Report back each line of the records that contains the string "SimpleApprovalTask".

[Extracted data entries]
|---|

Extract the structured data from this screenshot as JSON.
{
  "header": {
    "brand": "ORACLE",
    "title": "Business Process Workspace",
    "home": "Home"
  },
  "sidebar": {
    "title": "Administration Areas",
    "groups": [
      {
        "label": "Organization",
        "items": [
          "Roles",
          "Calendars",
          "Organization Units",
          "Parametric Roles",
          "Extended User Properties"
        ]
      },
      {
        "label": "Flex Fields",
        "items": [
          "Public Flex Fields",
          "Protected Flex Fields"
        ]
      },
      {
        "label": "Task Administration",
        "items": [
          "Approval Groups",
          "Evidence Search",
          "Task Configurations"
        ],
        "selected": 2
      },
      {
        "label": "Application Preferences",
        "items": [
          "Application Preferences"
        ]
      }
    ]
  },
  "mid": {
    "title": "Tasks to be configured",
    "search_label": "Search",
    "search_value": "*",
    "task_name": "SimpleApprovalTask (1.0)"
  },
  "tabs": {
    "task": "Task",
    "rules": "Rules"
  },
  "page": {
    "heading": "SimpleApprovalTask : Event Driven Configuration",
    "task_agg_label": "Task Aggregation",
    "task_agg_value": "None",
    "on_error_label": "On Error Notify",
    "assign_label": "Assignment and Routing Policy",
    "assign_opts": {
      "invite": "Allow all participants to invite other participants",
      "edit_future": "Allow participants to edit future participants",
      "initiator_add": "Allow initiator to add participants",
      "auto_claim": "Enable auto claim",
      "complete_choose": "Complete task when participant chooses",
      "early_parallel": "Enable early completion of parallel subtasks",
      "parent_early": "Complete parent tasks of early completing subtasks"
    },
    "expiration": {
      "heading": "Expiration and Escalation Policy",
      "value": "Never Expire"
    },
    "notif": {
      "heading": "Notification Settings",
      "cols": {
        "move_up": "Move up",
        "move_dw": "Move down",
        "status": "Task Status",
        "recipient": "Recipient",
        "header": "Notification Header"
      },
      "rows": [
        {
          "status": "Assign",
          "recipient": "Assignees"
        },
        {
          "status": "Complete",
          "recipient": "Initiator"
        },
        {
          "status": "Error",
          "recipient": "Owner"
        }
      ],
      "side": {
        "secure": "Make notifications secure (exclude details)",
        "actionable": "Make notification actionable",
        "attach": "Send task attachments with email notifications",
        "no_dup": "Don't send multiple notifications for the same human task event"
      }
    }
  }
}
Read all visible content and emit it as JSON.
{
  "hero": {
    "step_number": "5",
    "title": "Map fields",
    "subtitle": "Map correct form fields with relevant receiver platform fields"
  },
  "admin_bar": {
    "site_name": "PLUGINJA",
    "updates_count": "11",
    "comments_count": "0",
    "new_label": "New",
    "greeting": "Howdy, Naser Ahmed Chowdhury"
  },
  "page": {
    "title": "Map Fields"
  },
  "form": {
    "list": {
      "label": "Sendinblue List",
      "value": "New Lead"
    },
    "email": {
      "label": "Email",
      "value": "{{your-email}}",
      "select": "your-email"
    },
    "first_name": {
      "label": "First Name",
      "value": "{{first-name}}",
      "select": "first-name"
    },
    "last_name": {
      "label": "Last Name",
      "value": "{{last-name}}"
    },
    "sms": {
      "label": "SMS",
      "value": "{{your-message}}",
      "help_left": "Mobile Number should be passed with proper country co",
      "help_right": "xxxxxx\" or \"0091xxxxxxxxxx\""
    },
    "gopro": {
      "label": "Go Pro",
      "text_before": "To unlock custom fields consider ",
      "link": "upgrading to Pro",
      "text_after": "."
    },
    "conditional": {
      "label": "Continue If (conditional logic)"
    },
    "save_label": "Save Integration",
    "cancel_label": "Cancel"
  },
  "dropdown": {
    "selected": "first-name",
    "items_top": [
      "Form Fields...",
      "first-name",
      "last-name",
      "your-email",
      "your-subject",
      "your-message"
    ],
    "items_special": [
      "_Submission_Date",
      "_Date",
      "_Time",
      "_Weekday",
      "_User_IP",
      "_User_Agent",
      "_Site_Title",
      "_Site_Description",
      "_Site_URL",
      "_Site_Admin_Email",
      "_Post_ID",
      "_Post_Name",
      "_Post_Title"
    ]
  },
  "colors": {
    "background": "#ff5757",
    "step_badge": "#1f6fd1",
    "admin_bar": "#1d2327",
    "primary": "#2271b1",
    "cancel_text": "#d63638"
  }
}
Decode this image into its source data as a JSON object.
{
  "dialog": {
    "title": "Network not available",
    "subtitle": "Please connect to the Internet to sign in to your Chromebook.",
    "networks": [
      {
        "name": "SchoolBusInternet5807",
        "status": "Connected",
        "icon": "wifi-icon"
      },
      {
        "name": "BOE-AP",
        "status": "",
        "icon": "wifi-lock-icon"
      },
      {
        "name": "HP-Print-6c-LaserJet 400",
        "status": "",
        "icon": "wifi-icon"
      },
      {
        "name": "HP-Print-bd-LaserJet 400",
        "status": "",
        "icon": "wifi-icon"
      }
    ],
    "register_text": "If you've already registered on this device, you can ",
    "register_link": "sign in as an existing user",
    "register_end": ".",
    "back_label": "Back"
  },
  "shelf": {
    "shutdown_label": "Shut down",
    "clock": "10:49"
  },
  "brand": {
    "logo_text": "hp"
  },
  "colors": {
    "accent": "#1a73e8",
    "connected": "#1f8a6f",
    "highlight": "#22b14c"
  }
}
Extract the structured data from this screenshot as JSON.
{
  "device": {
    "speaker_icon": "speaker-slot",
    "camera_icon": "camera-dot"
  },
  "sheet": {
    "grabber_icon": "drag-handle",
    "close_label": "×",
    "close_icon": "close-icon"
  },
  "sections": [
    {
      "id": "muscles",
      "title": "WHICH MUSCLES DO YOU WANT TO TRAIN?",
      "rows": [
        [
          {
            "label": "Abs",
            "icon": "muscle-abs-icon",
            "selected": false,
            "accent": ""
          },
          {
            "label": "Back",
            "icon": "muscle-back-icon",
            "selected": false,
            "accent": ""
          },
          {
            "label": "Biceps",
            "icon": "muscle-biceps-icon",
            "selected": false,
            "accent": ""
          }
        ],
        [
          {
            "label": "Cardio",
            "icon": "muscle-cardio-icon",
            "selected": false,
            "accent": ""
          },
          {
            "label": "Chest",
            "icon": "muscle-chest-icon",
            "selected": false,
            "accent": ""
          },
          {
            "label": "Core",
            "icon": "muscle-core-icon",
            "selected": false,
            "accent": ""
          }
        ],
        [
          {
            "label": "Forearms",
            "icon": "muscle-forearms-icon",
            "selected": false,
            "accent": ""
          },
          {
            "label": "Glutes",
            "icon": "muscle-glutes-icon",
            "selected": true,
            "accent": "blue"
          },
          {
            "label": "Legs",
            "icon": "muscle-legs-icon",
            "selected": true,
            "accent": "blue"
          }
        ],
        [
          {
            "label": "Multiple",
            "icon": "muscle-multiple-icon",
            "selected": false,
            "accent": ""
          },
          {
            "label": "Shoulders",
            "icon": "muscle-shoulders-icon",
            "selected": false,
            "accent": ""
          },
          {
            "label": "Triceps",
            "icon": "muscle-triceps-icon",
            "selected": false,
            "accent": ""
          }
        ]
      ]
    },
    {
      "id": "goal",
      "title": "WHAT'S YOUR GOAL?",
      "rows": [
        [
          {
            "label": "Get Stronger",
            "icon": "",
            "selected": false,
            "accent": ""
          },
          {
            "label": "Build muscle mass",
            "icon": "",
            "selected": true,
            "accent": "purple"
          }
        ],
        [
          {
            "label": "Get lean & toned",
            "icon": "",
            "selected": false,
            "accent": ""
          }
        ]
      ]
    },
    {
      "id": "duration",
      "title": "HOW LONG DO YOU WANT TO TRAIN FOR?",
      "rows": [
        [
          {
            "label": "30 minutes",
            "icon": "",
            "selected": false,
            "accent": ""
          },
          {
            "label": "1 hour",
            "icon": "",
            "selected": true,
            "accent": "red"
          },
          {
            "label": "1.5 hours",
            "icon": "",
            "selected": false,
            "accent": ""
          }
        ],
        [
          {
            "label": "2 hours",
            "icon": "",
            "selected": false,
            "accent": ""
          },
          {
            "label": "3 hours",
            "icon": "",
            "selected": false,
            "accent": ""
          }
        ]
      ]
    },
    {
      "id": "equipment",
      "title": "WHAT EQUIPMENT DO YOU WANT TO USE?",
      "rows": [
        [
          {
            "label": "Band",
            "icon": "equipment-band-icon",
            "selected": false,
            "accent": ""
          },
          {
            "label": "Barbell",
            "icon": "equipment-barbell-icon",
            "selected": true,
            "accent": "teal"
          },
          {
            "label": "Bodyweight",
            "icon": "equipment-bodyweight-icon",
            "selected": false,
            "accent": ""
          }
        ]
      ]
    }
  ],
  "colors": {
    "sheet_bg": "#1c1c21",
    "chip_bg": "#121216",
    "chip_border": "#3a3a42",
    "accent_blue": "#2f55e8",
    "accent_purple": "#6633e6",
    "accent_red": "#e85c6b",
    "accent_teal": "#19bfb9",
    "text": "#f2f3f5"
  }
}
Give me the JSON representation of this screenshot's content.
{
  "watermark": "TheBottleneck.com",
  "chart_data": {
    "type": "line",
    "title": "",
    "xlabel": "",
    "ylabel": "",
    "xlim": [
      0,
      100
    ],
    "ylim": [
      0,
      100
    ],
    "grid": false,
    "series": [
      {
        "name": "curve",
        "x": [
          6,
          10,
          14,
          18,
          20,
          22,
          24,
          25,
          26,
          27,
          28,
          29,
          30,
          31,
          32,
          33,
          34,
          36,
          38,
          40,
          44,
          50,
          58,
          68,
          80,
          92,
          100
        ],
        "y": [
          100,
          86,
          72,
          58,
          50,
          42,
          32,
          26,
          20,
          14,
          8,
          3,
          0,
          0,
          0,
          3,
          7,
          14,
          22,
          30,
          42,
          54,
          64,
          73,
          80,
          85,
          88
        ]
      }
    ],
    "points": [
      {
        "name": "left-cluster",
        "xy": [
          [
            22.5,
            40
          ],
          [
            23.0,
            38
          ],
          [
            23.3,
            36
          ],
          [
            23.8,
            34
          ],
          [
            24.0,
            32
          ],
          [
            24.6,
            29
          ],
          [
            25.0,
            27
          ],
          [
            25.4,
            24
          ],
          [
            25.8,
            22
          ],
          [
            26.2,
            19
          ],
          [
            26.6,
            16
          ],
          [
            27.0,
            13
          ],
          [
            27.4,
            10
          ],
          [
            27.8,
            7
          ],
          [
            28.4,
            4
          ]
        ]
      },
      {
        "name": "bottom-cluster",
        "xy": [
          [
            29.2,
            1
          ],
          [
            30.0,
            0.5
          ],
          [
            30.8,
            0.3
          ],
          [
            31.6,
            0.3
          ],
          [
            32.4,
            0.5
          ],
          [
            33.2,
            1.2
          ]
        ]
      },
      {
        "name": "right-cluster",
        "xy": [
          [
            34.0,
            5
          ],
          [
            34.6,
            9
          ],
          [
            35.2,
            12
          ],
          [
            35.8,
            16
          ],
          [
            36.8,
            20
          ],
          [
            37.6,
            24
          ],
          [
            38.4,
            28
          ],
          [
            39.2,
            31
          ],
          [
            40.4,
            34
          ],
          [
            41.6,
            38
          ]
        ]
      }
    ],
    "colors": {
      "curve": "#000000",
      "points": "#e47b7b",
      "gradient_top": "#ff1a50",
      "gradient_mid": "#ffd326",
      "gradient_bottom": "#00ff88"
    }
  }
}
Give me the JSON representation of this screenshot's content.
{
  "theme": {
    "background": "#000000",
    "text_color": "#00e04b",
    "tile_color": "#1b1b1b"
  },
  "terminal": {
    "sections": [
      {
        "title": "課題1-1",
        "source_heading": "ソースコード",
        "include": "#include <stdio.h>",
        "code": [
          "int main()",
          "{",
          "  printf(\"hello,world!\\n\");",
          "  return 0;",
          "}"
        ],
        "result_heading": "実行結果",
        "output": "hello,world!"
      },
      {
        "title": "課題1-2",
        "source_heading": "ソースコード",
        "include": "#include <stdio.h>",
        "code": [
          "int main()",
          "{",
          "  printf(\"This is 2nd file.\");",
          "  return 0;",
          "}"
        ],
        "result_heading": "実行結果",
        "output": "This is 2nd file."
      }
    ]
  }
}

|---|

#### Output of the exercise:
    "task_name": "SimpleApprovalTask (1.0)"
    "heading": "SimpleApprovalTask : Event Driven Configuration",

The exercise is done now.